■ Required task
Extract each line bearing the word "series".

****************

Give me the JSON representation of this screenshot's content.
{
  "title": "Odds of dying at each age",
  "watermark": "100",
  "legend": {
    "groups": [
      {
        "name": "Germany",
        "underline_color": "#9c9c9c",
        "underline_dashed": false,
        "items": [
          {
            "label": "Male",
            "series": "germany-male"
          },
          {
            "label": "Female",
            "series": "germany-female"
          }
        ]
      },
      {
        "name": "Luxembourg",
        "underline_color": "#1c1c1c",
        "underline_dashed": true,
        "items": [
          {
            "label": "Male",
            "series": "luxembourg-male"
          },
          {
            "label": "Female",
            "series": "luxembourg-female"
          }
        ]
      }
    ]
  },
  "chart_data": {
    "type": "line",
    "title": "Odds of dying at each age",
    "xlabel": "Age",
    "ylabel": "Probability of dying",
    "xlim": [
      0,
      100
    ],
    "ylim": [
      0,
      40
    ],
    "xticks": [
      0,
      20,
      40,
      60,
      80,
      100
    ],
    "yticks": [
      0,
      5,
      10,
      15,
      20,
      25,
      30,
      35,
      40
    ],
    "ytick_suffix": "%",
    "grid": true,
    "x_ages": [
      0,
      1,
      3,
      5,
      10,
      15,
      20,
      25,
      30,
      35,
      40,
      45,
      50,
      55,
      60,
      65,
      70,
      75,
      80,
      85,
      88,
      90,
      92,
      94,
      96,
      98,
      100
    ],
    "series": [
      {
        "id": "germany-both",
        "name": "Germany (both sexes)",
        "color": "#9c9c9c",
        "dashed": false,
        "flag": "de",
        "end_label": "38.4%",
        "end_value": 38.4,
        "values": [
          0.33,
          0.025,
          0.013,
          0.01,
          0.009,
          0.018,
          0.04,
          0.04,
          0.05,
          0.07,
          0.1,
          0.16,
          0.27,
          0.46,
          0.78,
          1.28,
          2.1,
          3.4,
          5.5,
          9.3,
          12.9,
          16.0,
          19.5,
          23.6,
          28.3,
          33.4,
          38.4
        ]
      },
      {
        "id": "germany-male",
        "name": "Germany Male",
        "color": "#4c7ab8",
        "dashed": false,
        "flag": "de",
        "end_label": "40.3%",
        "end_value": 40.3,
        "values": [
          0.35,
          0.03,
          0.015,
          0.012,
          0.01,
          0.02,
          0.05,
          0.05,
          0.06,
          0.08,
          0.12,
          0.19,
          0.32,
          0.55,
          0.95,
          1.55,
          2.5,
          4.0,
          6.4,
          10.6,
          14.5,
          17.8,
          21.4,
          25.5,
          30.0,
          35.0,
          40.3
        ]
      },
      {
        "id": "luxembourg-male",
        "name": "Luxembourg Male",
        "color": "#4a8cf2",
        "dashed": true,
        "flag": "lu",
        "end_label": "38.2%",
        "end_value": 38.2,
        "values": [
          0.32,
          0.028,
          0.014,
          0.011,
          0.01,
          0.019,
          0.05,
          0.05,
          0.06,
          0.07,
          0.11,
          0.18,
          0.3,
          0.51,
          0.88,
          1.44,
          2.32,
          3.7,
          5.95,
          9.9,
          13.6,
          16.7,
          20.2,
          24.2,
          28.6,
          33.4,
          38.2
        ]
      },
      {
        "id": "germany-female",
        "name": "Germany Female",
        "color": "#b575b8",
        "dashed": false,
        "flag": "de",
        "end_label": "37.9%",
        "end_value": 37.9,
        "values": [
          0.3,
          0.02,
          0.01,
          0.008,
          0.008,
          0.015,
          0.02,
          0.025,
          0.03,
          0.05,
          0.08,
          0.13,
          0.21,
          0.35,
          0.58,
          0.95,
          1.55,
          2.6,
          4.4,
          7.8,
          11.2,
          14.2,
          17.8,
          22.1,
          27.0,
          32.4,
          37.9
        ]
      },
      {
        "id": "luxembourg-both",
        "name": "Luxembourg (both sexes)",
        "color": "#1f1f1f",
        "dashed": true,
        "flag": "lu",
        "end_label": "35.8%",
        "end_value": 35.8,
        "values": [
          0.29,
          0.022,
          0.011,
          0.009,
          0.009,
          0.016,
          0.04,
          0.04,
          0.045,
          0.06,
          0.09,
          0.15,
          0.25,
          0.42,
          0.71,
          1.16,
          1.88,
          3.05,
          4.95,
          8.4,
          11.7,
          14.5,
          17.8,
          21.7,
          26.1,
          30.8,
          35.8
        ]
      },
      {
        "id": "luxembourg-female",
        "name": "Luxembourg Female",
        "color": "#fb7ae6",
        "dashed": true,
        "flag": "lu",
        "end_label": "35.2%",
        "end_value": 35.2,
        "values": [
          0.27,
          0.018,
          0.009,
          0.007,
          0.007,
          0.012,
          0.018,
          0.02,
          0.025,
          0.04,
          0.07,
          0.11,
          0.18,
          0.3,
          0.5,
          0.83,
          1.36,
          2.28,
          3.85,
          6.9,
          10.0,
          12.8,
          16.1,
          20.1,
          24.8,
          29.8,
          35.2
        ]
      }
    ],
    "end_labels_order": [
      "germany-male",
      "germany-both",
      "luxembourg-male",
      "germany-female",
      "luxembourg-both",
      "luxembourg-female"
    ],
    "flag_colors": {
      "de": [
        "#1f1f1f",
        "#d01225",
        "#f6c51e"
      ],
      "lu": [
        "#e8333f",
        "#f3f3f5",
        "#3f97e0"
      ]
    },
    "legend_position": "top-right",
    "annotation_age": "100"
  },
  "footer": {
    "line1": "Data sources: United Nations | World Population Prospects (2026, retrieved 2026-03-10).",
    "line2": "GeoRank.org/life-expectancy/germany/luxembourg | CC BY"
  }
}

****************

■ Completed exercise
            "series": "germany-male"
            "series": "germany-female"
            "series": "luxembourg-male"
            "series": "luxembourg-female"
    "series": [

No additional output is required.